Quoted passage:
^^^^^^^^

> I have already modified FLIP-288 to provide a
newDiscoveryOffsetsInitializer in the KafkaSourceBuilder and
KafkaSourceEnumerator. Users can use
KafkaSourceBuilder#setNewDiscoveryOffsets to change the strategy for new
partitions.

Thanks for addressing my comment Hongshun.

> Considering these reasons and facts, I’m +1 to only use EARLIEST for  new
discovered partitions.

Sounds good to me.


Overall, +1 to this proposal in principle (I'll formally vote on the vote
thread as well).

Thanks,
Gordon

On Tue, Apr 18, 2023 at 9:12 PM Leonard Xu <xbjt...@gmail.com> wrote:

> Thanks Hongshun for deeper analysis of the existing KafkaSource
> implementation details, Cool!

^^^^^^^^

Source data:
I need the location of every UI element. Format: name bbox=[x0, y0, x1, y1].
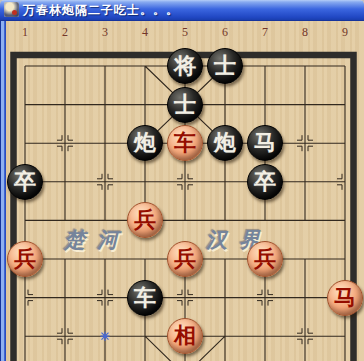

^^^^^^^^

What you need to do:
1) Write out the stretch of the Kafka discussion from "Sounds good to" through "implementation details, Cool!", substituting "plan" for "proposal".
2) According to the Kafka discussion, which method lets users change the strategy for new partitions?

Exercise solutions:
1)
Sounds good to me.


Overall, +1 to this plan in principle (I'll formally vote on the vote
thread as well).

Thanks,
Gordon

On Tue, Apr 18, 2023 at 9:12 PM Leonard Xu <xbjt...@gmail.com> wrote:

> Thanks Hongshun for deeper analysis of the existing KafkaSource
> implementation details, Cool!

2) KafkaSourceBuilder#setNewDiscoveryOffsets